Restate the whole listing word for word. Pictures are left out.

--- Begin Data entries ---

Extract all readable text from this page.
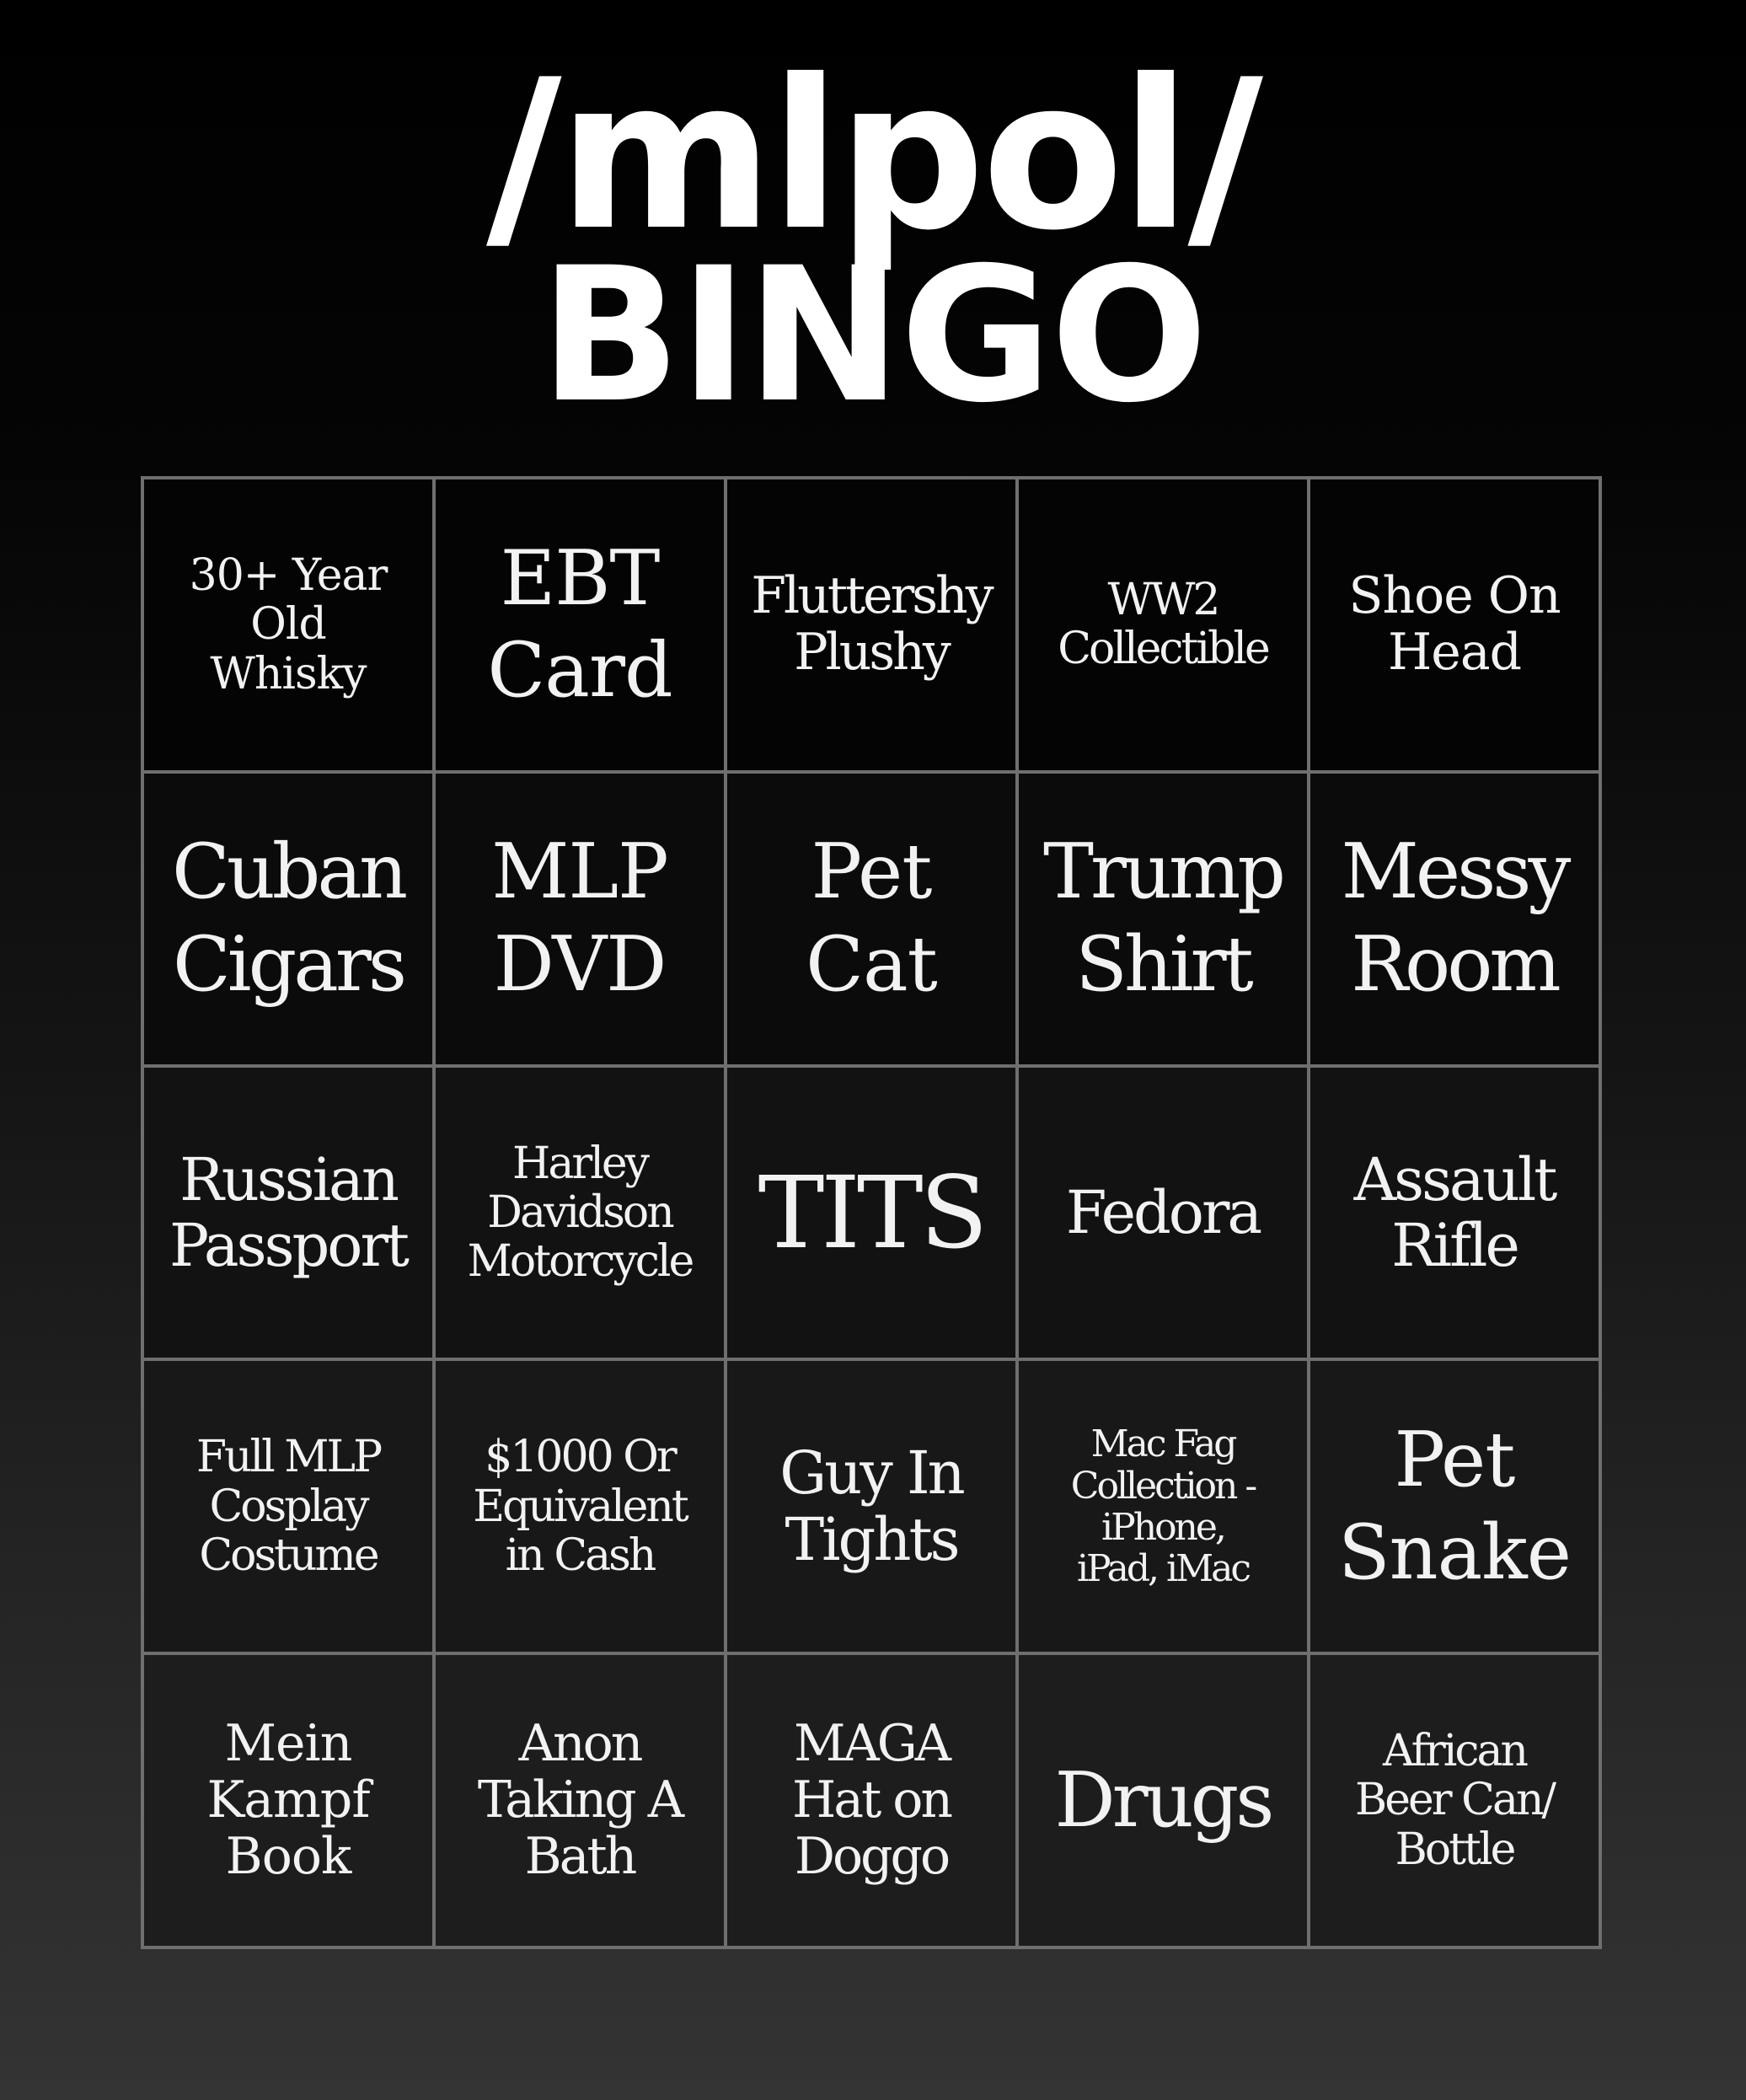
/mlpol/
BINGO
30+ Year
Old
Whisky
EBT
Card
Fluttershy
Plushy
WW2
Collectible
Shoe On
Head
Cuban
Cigars
MLP
DVD
Pet
Cat
Trump
Shirt
Messy
Room
Russian
Passport
Harley
Davidson
Motorcycle TITS	Fedora	Assault
Rifle
Full MLP
Cosplay
Costume
$1000 Or
Equivalent
in Cash
Guy In
Tights
Mac Fag
Collection -
iPhone,
iPad, iMac
Pet
Snake
Mein
Kampf
Book
Anon
Taking A
Bath
MAGA
Hat on
Doggo
Drugs
African
Beer Can/
Bottle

--- End Data entries ---

**Full answer**.
Extract all readable text from this page.
/mlpol/
BINGO
30+ Year
Old
Whisky
EBT
Card
Fluttershy
Plushy
WW2
Collectible
Shoe On
Head
Cuban
Cigars
MLP
DVD
Pet
Cat
Trump
Shirt
Messy
Room
Russian
Passport
Harley
Davidson
Motorcycle TITS	Fedora	Assault
Rifle
Full MLP
Cosplay
Costume
$1000 Or
Equivalent
in Cash
Guy In
Tights
Mac Fag
Collection -
iPhone,
iPad, iMac
Pet
Snake
Mein
Kampf
Book
Anon
Taking A
Bath
MAGA
Hat on
Doggo
Drugs
African
Beer Can/
Bottle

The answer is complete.